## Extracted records
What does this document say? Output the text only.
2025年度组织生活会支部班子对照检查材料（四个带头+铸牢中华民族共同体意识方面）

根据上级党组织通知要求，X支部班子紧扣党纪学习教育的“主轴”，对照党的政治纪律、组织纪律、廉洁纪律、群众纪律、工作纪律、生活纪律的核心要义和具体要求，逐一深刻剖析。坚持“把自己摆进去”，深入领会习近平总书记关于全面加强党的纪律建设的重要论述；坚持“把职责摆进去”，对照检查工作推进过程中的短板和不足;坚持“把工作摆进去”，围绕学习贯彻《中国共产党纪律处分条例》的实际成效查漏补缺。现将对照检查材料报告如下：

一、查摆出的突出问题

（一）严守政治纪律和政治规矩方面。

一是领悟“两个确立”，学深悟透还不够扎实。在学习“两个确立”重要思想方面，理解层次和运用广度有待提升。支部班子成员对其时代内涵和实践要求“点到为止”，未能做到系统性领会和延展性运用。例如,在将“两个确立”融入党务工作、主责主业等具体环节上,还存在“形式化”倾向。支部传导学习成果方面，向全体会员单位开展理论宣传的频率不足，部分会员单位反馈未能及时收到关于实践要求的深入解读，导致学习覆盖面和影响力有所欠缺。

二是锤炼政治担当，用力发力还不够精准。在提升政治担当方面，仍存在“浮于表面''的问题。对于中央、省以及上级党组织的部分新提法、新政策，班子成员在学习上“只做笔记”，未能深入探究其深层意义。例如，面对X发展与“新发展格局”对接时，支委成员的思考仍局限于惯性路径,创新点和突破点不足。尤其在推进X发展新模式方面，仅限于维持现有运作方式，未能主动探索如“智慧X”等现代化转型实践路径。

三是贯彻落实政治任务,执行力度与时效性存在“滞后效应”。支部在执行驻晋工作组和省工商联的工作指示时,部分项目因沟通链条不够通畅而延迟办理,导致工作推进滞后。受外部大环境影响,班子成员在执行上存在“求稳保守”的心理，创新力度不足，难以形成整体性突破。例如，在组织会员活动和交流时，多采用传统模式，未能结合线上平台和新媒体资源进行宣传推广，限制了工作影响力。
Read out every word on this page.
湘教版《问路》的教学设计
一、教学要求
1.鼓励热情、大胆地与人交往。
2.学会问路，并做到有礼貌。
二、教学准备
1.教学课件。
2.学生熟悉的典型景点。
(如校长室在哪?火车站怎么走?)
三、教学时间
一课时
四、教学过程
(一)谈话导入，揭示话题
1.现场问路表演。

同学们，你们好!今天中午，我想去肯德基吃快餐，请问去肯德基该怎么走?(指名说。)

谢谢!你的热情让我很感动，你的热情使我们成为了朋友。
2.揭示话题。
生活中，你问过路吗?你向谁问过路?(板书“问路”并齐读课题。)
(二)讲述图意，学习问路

## Exercise
Collect, from the material above, every line containing the word "this".

## Exercise output
What does this document say? Output the text only.
Read out every word on this page.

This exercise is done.